• Aim
Write out every line below that includes the word "this".

• Records shown
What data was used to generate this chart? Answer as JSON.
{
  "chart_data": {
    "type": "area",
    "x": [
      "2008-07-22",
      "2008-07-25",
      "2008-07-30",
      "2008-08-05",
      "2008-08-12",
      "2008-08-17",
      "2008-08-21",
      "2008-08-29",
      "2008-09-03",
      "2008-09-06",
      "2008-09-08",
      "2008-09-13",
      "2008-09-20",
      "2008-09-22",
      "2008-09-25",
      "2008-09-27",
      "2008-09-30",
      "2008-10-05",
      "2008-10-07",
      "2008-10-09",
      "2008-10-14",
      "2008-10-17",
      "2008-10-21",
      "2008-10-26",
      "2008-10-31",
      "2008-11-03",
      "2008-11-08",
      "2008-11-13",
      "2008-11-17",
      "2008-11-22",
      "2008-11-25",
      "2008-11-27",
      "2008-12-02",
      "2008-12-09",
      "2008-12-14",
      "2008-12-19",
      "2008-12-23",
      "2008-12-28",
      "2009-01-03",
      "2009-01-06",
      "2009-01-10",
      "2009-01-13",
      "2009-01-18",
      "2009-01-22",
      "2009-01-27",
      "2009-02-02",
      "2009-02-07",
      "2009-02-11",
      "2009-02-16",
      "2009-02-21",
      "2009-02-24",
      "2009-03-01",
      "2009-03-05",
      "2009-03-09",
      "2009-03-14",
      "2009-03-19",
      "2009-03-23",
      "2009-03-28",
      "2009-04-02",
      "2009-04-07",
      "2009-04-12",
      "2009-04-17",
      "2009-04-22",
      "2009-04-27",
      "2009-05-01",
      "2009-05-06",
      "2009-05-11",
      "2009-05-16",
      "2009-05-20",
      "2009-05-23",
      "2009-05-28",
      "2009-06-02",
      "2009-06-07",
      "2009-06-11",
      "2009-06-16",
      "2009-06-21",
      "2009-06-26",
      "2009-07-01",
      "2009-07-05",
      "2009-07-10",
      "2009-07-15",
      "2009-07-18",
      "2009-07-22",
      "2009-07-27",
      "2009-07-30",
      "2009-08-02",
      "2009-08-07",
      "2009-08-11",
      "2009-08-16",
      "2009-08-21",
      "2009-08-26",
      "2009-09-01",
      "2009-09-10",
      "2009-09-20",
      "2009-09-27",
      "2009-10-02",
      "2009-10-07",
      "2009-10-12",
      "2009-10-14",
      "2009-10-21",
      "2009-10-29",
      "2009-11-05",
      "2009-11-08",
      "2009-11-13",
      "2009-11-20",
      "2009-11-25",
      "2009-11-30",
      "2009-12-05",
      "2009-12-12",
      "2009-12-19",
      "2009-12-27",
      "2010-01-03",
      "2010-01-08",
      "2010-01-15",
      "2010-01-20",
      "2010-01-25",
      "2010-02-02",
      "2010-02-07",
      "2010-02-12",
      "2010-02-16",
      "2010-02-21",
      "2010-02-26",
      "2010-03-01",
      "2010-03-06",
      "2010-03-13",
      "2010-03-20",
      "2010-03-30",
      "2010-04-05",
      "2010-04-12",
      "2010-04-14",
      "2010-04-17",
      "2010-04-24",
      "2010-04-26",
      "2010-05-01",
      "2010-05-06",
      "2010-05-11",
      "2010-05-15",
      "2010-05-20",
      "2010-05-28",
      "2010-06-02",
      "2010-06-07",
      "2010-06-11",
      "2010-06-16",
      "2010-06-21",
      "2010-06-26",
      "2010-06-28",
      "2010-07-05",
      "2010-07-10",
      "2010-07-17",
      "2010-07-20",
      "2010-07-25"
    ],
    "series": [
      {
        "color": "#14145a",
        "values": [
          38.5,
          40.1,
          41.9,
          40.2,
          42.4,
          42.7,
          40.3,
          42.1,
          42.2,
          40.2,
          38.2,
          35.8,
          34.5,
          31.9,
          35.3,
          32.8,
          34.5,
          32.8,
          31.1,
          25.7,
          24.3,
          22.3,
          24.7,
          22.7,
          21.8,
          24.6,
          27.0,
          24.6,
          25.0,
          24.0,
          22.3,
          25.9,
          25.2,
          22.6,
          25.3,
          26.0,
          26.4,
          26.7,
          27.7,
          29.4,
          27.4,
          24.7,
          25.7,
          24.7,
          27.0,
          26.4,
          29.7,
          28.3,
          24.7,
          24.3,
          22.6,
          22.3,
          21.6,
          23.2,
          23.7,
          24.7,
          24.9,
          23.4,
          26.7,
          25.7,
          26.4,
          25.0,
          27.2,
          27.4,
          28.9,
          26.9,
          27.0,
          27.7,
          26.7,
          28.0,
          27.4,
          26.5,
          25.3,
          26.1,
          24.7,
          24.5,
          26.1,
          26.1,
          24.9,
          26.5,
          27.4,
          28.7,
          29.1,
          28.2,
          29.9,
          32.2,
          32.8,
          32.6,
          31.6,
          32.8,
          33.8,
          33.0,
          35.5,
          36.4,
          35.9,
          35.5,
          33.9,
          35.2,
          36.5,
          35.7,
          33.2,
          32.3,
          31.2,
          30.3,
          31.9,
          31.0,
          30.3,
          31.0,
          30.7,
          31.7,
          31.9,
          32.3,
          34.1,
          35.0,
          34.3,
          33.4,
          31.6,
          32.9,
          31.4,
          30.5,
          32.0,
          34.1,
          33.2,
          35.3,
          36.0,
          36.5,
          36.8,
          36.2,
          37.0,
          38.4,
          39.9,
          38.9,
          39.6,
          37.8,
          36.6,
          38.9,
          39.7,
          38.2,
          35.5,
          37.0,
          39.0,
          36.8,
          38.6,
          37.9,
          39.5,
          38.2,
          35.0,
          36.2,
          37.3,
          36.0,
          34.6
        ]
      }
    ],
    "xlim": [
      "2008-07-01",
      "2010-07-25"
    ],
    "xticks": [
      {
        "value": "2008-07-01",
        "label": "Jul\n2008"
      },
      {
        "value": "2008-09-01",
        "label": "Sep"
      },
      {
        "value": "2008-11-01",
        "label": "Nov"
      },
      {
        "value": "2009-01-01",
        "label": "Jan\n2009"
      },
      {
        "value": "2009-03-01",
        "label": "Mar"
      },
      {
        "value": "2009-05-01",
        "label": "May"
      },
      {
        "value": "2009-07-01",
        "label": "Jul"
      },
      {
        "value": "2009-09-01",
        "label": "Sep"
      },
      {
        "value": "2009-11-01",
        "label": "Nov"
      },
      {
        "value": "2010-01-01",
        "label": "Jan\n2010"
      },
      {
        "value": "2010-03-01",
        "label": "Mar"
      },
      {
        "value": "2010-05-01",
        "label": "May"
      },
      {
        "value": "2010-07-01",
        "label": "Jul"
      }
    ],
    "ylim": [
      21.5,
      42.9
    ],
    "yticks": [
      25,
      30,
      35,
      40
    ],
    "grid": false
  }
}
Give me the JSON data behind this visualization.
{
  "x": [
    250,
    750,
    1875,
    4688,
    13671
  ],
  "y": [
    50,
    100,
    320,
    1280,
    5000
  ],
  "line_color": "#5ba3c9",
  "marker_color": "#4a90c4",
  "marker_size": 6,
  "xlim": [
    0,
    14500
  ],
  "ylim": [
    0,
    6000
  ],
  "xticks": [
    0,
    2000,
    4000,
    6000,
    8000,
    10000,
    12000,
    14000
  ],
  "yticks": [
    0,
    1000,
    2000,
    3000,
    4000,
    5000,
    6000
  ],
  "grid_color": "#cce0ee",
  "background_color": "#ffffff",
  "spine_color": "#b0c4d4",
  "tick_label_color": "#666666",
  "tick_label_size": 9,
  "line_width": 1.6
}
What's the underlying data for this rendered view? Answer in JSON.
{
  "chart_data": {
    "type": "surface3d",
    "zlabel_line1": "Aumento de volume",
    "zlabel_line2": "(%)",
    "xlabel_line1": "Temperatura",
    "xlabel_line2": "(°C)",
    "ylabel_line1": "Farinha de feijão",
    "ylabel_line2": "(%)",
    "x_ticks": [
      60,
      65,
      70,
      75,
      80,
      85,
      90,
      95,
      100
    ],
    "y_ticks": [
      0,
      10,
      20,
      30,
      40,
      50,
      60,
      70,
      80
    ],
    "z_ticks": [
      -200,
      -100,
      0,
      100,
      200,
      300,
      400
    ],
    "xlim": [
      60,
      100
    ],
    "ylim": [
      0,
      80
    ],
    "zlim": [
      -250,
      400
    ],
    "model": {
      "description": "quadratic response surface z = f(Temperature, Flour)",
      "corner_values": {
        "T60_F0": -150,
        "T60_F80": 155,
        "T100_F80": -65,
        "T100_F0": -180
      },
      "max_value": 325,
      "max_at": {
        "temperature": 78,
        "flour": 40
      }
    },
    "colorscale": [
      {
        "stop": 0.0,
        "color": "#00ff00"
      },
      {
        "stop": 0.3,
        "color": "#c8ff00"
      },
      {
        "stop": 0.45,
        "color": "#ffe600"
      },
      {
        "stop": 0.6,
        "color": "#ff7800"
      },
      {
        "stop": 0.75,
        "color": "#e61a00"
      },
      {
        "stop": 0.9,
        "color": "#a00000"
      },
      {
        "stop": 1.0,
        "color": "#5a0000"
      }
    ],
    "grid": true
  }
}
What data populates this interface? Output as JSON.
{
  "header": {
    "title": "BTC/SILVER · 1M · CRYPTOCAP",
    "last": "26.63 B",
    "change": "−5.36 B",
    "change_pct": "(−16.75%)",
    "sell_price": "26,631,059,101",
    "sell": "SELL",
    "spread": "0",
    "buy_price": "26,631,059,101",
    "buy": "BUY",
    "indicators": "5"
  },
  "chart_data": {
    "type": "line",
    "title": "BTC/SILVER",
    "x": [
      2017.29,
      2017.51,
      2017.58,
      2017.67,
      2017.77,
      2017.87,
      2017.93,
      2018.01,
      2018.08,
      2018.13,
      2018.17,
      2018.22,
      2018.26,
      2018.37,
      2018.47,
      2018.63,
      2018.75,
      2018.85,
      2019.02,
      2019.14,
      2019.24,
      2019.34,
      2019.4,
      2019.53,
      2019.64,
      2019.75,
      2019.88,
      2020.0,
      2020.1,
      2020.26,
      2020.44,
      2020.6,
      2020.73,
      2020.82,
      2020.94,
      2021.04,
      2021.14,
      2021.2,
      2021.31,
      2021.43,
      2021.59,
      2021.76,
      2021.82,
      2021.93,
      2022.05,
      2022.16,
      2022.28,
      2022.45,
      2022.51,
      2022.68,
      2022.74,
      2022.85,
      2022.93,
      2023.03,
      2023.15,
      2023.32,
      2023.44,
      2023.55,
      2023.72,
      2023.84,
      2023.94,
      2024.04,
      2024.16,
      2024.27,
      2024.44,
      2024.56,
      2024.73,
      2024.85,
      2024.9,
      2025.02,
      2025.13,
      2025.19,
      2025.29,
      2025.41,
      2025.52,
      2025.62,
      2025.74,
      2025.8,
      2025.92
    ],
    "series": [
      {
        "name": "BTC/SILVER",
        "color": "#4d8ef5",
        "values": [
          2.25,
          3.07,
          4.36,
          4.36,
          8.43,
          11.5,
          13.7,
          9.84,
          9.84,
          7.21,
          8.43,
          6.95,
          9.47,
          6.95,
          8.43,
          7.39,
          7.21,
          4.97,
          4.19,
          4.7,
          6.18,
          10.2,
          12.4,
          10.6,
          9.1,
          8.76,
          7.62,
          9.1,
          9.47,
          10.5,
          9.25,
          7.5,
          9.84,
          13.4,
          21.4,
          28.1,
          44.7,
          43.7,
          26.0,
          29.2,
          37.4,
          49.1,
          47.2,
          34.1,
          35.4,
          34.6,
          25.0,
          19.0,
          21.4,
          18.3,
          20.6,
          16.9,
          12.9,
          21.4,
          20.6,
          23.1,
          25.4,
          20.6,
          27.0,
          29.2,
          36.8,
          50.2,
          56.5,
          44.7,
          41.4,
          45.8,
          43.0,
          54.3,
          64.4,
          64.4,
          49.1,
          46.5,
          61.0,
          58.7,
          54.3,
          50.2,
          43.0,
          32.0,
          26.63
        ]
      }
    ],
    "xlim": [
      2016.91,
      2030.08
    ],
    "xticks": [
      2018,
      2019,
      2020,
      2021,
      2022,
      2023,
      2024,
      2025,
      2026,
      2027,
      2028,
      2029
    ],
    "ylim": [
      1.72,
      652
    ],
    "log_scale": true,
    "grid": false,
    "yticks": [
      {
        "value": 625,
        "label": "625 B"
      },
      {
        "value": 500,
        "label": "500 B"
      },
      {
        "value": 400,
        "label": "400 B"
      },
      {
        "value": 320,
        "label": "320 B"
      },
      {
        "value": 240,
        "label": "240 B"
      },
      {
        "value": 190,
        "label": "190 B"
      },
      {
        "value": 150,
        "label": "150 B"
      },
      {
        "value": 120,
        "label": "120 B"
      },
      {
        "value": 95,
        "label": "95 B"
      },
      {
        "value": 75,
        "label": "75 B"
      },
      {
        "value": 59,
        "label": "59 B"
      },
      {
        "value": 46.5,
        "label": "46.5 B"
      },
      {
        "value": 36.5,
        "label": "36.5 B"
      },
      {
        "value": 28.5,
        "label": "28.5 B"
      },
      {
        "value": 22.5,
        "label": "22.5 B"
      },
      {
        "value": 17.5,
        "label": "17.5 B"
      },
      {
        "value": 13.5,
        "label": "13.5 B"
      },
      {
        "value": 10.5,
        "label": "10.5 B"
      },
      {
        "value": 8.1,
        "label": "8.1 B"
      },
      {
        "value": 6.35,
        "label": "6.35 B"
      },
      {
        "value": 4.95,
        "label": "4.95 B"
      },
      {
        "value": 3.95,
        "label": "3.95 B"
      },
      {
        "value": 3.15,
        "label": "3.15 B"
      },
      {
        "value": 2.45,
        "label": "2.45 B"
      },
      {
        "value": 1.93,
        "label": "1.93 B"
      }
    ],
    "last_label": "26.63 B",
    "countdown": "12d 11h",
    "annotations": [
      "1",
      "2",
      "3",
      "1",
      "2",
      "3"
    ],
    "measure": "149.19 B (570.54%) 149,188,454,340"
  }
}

• Exercise result
What data was used to generate this chart? Answer as JSON.
Give me the JSON data behind this visualization.
What's the underlying data for this rendered view? Answer in JSON.
What data populates this interface? Output as JSON.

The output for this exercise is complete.